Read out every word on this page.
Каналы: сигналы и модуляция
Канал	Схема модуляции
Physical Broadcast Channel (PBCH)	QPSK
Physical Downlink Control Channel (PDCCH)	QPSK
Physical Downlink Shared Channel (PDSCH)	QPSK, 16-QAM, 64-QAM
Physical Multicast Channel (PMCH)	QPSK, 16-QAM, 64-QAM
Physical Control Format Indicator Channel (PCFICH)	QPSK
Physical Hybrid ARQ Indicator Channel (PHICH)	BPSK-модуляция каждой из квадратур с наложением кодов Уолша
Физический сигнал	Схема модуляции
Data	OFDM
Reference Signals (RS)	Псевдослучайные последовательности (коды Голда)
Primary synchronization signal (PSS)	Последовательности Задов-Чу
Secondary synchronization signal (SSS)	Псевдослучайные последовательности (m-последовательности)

--- --- ---

### Task objective
Pull every line containing "Схема" from the material above.

### Final result
Канал	Схема модуляции
Физический сигнал	Схема модуляции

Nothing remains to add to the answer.